*** Record excerpts

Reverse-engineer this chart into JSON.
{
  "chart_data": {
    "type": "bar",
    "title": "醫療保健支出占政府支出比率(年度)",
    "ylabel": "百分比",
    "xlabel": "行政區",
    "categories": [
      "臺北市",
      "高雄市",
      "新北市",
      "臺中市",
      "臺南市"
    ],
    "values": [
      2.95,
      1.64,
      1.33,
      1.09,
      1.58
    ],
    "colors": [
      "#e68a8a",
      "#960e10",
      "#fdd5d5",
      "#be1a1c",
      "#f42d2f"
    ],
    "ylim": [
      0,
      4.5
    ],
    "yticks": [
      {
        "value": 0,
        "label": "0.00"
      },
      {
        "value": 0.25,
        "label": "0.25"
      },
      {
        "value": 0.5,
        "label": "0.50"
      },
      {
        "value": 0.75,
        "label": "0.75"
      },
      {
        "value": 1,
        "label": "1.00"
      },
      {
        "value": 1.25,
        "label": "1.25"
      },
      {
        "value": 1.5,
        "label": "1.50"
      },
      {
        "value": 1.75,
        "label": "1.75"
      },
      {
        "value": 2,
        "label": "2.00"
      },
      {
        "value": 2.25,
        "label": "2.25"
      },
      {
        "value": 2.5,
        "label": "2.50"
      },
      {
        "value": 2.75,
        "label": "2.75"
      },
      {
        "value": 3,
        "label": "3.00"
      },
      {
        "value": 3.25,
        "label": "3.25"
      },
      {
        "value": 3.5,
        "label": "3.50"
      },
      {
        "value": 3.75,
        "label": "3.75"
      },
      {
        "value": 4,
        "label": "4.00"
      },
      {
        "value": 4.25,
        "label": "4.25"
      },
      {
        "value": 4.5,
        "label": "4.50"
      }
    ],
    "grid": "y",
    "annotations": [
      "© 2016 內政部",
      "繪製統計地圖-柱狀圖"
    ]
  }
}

******

**What is expected:** Return the whole listing exactly, with every line included.

**Response to the task:**
Reverse-engineer this chart into JSON.
{
  "chart_data": {
    "type": "bar",
    "title": "醫療保健支出占政府支出比率(年度)",
    "ylabel": "百分比",
    "xlabel": "行政區",
    "categories": [
      "臺北市",
      "高雄市",
      "新北市",
      "臺中市",
      "臺南市"
    ],
    "values": [
      2.95,
      1.64,
      1.33,
      1.09,
      1.58
    ],
    "colors": [
      "#e68a8a",
      "#960e10",
      "#fdd5d5",
      "#be1a1c",
      "#f42d2f"
    ],
    "ylim": [
      0,
      4.5
    ],
    "yticks": [
      {
        "value": 0,
        "label": "0.00"
      },
      {
        "value": 0.25,
        "label": "0.25"
      },
      {
        "value": 0.5,
        "label": "0.50"
      },
      {
        "value": 0.75,
        "label": "0.75"
      },
      {
        "value": 1,
        "label": "1.00"
      },
      {
        "value": 1.25,
        "label": "1.25"
      },
      {
        "value": 1.5,
        "label": "1.50"
      },
      {
        "value": 1.75,
        "label": "1.75"
      },
      {
        "value": 2,
        "label": "2.00"
      },
      {
        "value": 2.25,
        "label": "2.25"
      },
      {
        "value": 2.5,
        "label": "2.50"
      },
      {
        "value": 2.75,
        "label": "2.75"
      },
      {
        "value": 3,
        "label": "3.00"
      },
      {
        "value": 3.25,
        "label": "3.25"
      },
      {
        "value": 3.5,
        "label": "3.50"
      },
      {
        "value": 3.75,
        "label": "3.75"
      },
      {
        "value": 4,
        "label": "4.00"
      },
      {
        "value": 4.25,
        "label": "4.25"
      },
      {
        "value": 4.5,
        "label": "4.50"
      }
    ],
    "grid": "y",
    "annotations": [
      "© 2016 內政部",
      "繪製統計地圖-柱狀圖"
    ]
  }
}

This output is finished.